**** Supplied text ****
- Film poster
- Sinhala: කර්ම
- Directed by: Prasanna Jayakody
- Written by: Prasanna Jayakody Jagath Manuwarna
- Produced by: Ceylon Theater Pvt. Ltd Sky Entertainers Pvt. Ltd Magic Lantern Pvt. Ltd
- Starring: Nadeeka Guruge Michelle Herft Jagath Manuwarna
- Cinematography: Palitha Perera
- Edited by: Bathiya Dunusinghe Sudesh Kumarasinghe Rangana Sinharage
- Music by: Nadeeka Guruge Sumudu Guruge
- Production company: Endless World
- Distributed by: CEL theaters
- Release date: August 2012;
- Running time: 140 minutes
- Country: Sri Lanka
- Language: Sinhala

= Karma (2012 film) =

Karma (කර්ම) is a 2012 Sri Lankan Sinhala adult drama film directed by Prasanna Jayakody and co-produced by Ceylon Theater Pvt. Ltd, Sky Entertainers Pvt. Ltd and Magic Lantern Pvt. Ltd. It stars popular musician Nadeeka Guruge in his debut role in cinema and Michelle Herft in lead roles along with Jagath Manuwarna. Music co-composed by Nadeeka Guruge himself with Sumudu Guruge. It is the 1168th Sri Lankan film in the Sinhala cinema.

==Plot==

Piyal (Jagath) is a youth who dedicates his time to drama, living alone. He has a feeling of guilty for not saving his mother from death. On the other side of the walls of his place, lives a couple: Amanda (Michelle) and Nadee (Nadeeka). Nadee, is Amanda's inattentive lover tells her to abort her child on both times she was to become pregnant. Amanda also has cancer. Piyal feels curious about Amanda who is older than him and later on it turns into a sexual attraction. However it turns into empathy. As a result, Piyal starts to take care and treat Nadee as her mother to get away from his guilty feeling about his mother's death. Meanwhile, Nadee appears to embrace the guilty feeling that he did not care for his girl friend. Concentrating on the dualities of life, the movie takes the viewer through emotional turbulence.
**** Record extracts ****
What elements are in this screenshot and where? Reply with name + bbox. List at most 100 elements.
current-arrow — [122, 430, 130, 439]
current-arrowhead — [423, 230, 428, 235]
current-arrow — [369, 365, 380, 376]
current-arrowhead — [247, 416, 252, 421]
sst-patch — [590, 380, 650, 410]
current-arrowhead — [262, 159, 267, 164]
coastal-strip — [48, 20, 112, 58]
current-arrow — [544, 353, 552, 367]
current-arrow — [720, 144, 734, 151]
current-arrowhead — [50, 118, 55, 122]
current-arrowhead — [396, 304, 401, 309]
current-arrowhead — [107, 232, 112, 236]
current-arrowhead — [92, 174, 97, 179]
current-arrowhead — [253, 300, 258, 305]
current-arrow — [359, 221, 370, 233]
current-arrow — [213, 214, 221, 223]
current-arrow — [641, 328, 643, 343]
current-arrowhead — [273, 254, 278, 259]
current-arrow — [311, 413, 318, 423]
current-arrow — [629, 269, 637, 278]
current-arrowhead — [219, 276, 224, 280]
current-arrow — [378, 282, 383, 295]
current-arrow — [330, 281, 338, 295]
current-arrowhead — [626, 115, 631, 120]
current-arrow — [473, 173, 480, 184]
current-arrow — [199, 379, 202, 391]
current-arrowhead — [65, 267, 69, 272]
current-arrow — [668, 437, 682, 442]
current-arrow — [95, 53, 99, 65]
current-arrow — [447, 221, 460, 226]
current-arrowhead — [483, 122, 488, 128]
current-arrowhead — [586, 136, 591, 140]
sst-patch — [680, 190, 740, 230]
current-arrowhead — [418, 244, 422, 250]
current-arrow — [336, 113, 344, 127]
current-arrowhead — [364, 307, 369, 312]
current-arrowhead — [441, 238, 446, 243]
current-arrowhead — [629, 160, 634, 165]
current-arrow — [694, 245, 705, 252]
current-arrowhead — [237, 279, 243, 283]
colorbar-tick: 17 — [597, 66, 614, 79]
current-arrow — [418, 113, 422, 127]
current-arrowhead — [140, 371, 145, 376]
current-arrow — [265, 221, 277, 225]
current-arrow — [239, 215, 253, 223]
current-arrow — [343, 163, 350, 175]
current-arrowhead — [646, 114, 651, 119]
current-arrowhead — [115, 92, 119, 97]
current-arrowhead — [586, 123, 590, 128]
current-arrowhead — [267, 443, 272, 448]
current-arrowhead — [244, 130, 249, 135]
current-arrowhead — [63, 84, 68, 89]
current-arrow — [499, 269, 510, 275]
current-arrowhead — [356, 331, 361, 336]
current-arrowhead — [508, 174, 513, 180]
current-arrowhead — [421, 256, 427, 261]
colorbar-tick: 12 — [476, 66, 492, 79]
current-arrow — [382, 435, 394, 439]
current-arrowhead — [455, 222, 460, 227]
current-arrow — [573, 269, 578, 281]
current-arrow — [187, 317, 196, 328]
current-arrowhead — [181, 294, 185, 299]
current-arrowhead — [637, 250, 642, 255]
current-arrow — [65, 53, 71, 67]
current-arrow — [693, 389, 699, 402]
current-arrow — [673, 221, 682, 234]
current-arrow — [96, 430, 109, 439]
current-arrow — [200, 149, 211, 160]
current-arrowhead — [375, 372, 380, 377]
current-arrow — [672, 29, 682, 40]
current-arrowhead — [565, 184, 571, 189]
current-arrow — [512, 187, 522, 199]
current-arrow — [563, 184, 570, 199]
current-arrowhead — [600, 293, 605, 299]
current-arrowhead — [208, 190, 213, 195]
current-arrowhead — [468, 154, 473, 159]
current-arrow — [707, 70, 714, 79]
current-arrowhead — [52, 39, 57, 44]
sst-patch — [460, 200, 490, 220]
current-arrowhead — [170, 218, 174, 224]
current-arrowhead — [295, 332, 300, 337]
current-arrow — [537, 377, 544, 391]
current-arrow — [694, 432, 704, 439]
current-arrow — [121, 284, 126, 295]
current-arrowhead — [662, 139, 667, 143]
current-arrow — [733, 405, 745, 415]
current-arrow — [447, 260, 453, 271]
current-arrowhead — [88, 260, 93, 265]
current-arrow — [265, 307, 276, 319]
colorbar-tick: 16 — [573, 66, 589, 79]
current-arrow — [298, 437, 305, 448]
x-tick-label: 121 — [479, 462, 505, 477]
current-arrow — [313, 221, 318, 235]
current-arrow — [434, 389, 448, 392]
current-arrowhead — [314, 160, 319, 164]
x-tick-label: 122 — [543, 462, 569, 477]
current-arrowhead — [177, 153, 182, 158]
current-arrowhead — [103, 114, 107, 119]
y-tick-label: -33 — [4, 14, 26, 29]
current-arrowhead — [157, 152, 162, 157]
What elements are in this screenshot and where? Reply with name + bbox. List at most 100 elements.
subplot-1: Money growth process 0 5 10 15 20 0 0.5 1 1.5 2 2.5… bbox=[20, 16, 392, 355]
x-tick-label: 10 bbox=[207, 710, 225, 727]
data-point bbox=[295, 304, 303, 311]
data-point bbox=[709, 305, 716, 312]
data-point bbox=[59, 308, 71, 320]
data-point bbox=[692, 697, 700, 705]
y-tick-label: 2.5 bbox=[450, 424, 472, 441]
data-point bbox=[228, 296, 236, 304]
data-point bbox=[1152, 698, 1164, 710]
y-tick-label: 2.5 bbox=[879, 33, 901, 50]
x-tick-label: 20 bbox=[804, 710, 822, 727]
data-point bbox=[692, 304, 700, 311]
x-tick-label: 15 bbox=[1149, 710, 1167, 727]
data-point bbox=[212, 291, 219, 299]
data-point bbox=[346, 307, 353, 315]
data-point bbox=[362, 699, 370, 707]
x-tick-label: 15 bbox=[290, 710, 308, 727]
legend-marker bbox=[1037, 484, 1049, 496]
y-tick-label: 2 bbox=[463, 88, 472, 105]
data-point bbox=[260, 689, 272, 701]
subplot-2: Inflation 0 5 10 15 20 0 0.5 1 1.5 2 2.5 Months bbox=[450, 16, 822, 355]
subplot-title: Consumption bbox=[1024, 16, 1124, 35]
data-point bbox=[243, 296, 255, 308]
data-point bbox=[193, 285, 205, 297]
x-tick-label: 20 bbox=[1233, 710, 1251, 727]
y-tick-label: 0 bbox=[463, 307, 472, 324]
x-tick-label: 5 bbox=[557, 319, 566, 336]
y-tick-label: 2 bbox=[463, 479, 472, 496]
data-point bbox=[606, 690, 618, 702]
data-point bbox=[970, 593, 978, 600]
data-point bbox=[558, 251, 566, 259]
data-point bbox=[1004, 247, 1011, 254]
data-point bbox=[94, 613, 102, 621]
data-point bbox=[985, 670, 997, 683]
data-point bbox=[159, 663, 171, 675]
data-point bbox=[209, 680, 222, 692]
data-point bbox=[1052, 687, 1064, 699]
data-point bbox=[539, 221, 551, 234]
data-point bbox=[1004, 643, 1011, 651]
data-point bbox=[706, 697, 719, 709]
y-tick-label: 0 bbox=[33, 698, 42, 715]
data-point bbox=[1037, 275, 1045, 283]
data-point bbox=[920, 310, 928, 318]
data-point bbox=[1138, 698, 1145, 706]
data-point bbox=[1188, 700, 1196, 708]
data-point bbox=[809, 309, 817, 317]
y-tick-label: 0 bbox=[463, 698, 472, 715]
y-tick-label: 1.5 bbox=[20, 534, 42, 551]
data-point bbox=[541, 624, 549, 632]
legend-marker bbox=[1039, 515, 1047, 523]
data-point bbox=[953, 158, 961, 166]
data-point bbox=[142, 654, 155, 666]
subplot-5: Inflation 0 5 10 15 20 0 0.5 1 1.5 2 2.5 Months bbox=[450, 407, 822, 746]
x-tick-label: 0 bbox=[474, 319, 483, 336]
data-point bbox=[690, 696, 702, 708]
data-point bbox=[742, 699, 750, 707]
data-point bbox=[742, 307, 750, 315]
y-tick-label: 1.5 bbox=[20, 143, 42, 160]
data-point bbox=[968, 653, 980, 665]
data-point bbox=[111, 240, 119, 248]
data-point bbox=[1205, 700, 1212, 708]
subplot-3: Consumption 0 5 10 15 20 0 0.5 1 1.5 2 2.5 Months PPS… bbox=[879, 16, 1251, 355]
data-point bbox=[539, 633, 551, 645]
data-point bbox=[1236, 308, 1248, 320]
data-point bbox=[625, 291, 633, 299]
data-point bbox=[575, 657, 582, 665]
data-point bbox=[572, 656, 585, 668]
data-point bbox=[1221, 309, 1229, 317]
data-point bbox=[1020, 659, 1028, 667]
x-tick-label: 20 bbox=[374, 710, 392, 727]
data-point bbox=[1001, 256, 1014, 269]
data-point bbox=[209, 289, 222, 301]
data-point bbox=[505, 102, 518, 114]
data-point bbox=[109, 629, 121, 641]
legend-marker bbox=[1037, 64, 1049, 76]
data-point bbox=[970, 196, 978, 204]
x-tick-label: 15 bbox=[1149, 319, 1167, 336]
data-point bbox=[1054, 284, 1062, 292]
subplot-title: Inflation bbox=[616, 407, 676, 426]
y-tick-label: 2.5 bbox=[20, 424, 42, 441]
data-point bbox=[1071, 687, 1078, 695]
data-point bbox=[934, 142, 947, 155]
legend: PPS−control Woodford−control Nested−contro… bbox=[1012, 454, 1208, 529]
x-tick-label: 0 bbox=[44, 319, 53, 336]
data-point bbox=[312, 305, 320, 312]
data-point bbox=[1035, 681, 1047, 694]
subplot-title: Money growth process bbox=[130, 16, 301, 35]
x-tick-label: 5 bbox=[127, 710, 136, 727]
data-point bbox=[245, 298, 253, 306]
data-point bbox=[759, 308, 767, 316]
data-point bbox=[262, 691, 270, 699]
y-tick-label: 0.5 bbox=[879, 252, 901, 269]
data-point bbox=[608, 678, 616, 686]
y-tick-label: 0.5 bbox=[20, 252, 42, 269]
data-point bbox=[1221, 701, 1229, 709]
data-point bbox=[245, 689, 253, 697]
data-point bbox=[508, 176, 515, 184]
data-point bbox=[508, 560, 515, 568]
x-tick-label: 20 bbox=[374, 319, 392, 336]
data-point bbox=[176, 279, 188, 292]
****
What to do:
Copy the stretch of the Karma film article from "Piyal (Jagath) is" through "through emotional turbulence.", word for word. None of these rows are needed for the work here.

Task result:
Piyal (Jagath) is a youth who dedicates his time to drama, living alone. He has a feeling of guilty for not saving his mother from death. On the other side of the walls of his place, lives a couple: Amanda (Michelle) and Nadee (Nadeeka). Nadee, is Amanda's inattentive lover tells her to abort her child on both times she was to become pregnant. Amanda also has cancer. Piyal feels curious about Amanda who is older than him and later on it turns into a sexual attraction. However it turns into empathy. As a result, Piyal starts to take care and treat Nadee as her mother to get away from his guilty feeling about his mother's death. Meanwhile, Nadee appears to embrace the guilty feeling that he did not care for his girl friend. Concentrating on the dualities of life, the movie takes the viewer through emotional turbulence.